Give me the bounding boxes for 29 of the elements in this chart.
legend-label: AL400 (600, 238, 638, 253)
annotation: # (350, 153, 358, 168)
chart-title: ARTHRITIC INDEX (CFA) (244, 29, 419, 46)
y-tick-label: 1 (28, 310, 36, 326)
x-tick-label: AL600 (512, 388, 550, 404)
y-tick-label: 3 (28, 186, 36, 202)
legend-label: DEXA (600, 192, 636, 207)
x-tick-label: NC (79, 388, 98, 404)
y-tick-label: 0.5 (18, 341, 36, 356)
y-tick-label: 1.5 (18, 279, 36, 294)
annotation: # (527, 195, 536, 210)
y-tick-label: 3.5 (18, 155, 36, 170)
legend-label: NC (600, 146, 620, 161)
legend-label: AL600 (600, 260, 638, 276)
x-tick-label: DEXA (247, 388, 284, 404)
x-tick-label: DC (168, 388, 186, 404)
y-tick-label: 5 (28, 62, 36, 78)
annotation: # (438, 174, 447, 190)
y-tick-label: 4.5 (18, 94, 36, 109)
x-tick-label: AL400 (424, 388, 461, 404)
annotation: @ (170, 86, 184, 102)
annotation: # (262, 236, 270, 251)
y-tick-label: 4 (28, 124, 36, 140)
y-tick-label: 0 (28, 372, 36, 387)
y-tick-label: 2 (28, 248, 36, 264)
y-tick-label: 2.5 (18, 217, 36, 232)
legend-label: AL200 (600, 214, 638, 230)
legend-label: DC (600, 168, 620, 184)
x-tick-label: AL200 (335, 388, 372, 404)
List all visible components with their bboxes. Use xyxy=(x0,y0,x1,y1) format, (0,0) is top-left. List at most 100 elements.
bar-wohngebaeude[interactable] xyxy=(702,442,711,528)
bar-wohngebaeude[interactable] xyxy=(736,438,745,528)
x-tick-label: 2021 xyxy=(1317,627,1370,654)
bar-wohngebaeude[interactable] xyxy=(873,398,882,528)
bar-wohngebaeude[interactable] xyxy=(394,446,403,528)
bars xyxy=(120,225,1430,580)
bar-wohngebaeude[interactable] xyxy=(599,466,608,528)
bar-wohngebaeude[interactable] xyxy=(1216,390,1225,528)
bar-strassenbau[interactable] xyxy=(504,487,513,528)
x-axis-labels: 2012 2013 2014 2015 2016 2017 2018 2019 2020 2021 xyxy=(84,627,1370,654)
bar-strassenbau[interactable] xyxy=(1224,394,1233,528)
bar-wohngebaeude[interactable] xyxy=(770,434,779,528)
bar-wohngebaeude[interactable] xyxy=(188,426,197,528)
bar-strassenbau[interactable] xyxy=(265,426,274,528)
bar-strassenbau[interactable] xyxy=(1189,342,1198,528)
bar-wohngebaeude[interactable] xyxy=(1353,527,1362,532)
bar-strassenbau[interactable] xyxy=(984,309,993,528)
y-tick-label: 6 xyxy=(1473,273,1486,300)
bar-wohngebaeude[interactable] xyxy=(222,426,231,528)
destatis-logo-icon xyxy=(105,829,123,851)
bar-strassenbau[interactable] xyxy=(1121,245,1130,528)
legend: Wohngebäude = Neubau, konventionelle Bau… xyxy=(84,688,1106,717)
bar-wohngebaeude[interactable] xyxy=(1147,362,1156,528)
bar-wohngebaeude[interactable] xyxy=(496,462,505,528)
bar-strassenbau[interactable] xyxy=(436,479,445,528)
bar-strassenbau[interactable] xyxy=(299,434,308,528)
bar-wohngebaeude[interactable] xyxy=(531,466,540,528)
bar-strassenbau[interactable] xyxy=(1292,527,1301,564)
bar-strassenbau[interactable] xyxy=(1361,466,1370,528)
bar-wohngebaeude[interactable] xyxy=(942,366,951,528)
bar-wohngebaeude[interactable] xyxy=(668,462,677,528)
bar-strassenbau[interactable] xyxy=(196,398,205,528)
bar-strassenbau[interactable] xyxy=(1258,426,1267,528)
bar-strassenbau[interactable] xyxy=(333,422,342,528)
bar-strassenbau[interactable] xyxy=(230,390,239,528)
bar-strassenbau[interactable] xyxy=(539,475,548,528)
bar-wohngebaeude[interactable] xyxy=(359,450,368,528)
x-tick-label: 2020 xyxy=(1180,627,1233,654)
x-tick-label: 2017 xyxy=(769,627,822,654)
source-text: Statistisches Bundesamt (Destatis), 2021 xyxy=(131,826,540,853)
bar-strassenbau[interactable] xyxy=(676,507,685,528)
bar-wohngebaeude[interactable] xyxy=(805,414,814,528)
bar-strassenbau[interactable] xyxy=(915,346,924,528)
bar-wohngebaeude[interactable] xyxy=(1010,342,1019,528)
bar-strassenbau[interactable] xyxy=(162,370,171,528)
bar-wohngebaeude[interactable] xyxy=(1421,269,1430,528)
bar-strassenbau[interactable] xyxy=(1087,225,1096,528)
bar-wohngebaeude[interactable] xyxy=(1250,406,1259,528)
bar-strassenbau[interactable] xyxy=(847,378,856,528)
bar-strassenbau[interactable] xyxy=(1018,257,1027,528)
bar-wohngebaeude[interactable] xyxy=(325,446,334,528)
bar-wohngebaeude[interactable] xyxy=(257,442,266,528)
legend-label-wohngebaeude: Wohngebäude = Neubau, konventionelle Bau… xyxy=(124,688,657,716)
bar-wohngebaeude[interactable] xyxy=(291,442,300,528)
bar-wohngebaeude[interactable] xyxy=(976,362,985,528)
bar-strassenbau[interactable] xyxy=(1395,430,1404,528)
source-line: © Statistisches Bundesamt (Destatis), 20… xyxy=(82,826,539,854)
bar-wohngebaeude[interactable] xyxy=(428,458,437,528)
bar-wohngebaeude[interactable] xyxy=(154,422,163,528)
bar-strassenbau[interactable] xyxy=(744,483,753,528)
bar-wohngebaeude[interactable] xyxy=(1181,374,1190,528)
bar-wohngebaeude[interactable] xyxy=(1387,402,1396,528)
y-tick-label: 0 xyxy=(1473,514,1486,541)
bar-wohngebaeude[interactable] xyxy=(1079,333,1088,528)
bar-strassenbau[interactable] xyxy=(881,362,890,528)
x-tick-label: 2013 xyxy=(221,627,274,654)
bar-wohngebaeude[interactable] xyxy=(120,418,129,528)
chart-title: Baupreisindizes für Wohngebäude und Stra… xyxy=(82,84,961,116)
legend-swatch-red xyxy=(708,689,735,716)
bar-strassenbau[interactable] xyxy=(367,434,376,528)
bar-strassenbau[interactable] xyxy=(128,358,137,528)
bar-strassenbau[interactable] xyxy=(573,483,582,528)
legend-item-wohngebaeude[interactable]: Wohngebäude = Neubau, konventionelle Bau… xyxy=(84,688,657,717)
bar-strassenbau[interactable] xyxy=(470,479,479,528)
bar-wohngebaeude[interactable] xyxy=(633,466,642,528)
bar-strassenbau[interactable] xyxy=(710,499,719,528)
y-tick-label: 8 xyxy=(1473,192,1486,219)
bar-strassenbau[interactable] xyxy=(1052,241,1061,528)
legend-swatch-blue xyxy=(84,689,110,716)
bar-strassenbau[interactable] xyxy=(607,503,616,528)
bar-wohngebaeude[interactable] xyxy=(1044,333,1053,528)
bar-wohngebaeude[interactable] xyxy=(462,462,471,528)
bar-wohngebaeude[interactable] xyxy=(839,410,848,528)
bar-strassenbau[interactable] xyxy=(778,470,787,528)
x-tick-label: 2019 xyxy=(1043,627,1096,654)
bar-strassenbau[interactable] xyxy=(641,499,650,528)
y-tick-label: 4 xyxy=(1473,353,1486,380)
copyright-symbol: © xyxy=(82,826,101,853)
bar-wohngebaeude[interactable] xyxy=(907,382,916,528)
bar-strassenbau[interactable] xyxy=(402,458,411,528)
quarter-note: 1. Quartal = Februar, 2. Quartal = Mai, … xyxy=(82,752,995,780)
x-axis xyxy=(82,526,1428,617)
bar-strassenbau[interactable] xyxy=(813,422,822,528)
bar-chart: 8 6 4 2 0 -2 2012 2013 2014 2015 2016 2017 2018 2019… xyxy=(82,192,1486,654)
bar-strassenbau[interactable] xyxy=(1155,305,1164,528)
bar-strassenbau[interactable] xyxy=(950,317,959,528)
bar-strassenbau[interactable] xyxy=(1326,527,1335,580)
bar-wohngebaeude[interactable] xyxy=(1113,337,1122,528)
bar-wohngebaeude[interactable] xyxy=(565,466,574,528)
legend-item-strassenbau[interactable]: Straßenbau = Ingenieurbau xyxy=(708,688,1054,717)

***

# Aim of the task
Copy the entries above verbatim, beginning with the first line and stopping after the line that contains "legend-label: AL200 (600, 214, 638, 230)".

# Correct answer
Give me the bounding boxes for 29 of the elements in this chart.
legend-label: AL400 (600, 238, 638, 253)
annotation: # (350, 153, 358, 168)
chart-title: ARTHRITIC INDEX (CFA) (244, 29, 419, 46)
y-tick-label: 1 (28, 310, 36, 326)
x-tick-label: AL600 (512, 388, 550, 404)
y-tick-label: 3 (28, 186, 36, 202)
legend-label: DEXA (600, 192, 636, 207)
x-tick-label: NC (79, 388, 98, 404)
y-tick-label: 0.5 (18, 341, 36, 356)
y-tick-label: 1.5 (18, 279, 36, 294)
annotation: # (527, 195, 536, 210)
y-tick-label: 3.5 (18, 155, 36, 170)
legend-label: NC (600, 146, 620, 161)
legend-label: AL600 (600, 260, 638, 276)
x-tick-label: DEXA (247, 388, 284, 404)
x-tick-label: DC (168, 388, 186, 404)
y-tick-label: 5 (28, 62, 36, 78)
annotation: # (438, 174, 447, 190)
y-tick-label: 4.5 (18, 94, 36, 109)
x-tick-label: AL400 (424, 388, 461, 404)
annotation: @ (170, 86, 184, 102)
annotation: # (262, 236, 270, 251)
y-tick-label: 4 (28, 124, 36, 140)
y-tick-label: 0 (28, 372, 36, 387)
y-tick-label: 2 (28, 248, 36, 264)
y-tick-label: 2.5 (18, 217, 36, 232)
legend-label: AL200 (600, 214, 638, 230)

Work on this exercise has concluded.